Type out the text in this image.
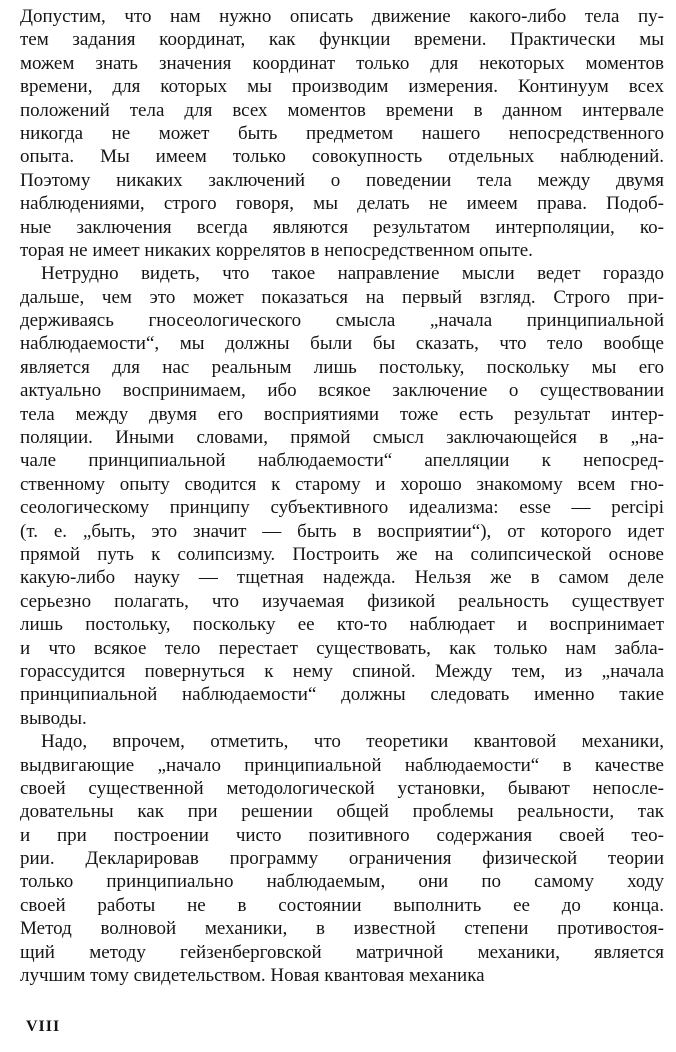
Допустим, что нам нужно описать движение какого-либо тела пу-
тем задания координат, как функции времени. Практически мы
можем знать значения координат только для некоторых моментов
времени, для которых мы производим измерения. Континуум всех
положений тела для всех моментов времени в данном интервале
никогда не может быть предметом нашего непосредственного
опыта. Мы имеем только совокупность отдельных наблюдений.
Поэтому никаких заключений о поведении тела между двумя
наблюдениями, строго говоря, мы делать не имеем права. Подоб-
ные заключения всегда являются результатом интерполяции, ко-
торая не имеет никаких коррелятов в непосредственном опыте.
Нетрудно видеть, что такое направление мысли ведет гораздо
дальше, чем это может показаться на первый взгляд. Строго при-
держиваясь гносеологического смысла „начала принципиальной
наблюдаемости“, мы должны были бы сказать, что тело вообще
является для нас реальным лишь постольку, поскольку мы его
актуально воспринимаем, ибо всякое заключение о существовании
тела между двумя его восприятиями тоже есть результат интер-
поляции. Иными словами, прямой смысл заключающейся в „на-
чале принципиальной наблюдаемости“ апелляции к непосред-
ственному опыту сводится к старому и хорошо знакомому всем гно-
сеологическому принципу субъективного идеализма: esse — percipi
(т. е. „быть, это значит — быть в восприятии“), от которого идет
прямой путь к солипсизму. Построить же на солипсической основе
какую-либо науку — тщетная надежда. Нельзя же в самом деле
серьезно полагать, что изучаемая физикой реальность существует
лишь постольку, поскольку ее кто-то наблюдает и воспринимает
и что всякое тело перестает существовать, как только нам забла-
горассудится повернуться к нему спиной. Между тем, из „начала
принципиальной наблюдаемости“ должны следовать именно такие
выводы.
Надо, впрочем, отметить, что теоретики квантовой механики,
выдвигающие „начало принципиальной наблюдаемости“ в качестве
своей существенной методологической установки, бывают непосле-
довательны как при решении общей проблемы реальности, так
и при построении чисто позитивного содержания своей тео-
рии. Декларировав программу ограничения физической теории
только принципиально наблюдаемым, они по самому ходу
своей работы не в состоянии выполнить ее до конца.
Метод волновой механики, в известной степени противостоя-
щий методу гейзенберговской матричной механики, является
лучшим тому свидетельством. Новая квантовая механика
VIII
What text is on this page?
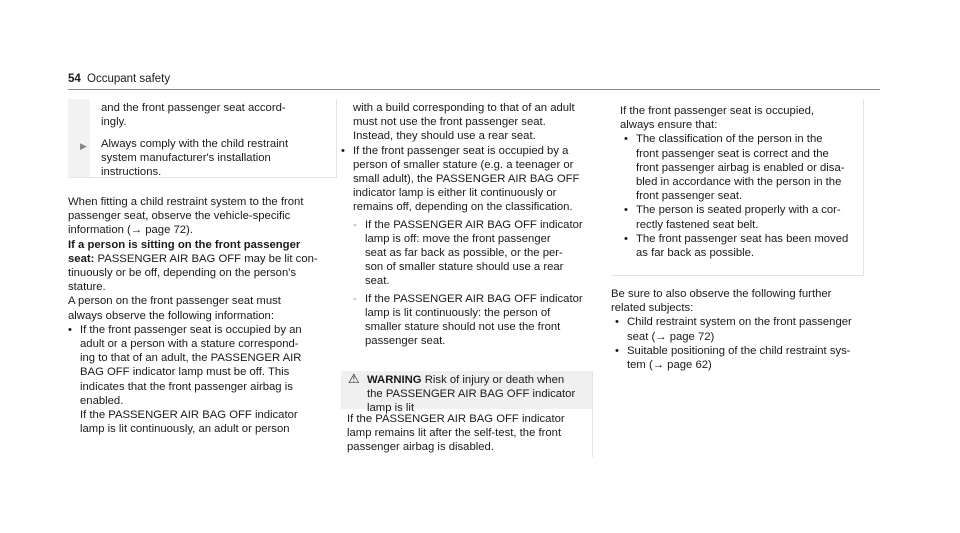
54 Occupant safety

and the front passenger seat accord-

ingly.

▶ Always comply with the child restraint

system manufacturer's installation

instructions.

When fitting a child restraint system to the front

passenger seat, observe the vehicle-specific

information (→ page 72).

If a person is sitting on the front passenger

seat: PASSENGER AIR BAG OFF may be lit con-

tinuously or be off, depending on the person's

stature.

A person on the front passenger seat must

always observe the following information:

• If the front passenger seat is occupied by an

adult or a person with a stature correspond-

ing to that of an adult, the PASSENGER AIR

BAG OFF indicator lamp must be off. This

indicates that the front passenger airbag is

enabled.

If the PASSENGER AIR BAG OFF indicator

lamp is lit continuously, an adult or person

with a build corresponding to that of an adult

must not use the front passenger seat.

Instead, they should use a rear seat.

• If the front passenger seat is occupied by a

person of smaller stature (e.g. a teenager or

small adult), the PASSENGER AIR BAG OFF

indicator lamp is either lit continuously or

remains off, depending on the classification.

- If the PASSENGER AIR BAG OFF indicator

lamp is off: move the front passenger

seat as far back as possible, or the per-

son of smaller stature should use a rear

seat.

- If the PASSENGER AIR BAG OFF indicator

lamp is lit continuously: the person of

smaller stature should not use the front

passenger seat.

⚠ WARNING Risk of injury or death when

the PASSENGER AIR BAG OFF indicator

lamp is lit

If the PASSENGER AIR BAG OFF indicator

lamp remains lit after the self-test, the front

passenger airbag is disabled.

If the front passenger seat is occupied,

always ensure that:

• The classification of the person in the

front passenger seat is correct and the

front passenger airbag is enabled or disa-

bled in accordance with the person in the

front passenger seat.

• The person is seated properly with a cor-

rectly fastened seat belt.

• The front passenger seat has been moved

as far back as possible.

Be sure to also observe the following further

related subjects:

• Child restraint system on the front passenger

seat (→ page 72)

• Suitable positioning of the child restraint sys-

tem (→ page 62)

● ● ● ● ● ● ●

=== EXERCISE INSTRUCTIONS ===
Copy out each line of the listing that holds "must".

=== RESPONSE ===
A person on the front passenger seat must
BAG OFF indicator lamp must be off. This
must not use the front passenger seat.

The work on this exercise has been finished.